• **TASK DETAILS**
Rewrite the rows below, changing every "tweet-line" to "text-line" and leaving everything else as it is.

———

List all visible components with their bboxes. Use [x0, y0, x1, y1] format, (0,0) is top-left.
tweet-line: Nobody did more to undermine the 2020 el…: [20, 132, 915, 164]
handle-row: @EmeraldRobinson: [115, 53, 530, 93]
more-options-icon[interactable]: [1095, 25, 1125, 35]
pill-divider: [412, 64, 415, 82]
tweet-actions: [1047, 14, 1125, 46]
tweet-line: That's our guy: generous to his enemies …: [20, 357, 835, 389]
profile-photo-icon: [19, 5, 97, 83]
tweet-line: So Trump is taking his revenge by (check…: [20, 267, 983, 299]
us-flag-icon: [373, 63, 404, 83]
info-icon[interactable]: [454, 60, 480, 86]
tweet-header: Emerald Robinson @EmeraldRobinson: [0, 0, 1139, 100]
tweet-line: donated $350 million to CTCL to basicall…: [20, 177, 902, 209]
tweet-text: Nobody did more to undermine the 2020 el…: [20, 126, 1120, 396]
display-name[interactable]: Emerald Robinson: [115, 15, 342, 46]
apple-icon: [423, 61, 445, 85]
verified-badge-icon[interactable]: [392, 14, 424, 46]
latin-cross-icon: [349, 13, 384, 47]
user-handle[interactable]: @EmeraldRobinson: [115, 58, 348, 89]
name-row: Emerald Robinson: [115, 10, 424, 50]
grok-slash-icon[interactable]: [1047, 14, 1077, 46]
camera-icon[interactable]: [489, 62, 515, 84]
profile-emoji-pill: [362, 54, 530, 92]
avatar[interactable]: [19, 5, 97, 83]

———

• **TASK ANSWER**
List all visible components with their bboxes. Use [x0, y0, x1, y1] format, (0,0) is top-left.
text-line: Nobody did more to undermine the 2020 el…: [20, 132, 915, 164]
handle-row: @EmeraldRobinson: [115, 53, 530, 93]
more-options-icon[interactable]: [1095, 25, 1125, 35]
pill-divider: [412, 64, 415, 82]
tweet-actions: [1047, 14, 1125, 46]
text-line: That's our guy: generous to his enemies …: [20, 357, 835, 389]
profile-photo-icon: [19, 5, 97, 83]
text-line: So Trump is taking his revenge by (check…: [20, 267, 983, 299]
us-flag-icon: [373, 63, 404, 83]
info-icon[interactable]: [454, 60, 480, 86]
tweet-header: Emerald Robinson @EmeraldRobinson: [0, 0, 1139, 100]
text-line: donated $350 million to CTCL to basicall…: [20, 177, 902, 209]
tweet-text: Nobody did more to undermine the 2020 el…: [20, 126, 1120, 396]
display-name[interactable]: Emerald Robinson: [115, 15, 342, 46]
apple-icon: [423, 61, 445, 85]
verified-badge-icon[interactable]: [392, 14, 424, 46]
latin-cross-icon: [349, 13, 384, 47]
user-handle[interactable]: @EmeraldRobinson: [115, 58, 348, 89]
name-row: Emerald Robinson: [115, 10, 424, 50]
grok-slash-icon[interactable]: [1047, 14, 1077, 46]
camera-icon[interactable]: [489, 62, 515, 84]
profile-emoji-pill: [362, 54, 530, 92]
avatar[interactable]: [19, 5, 97, 83]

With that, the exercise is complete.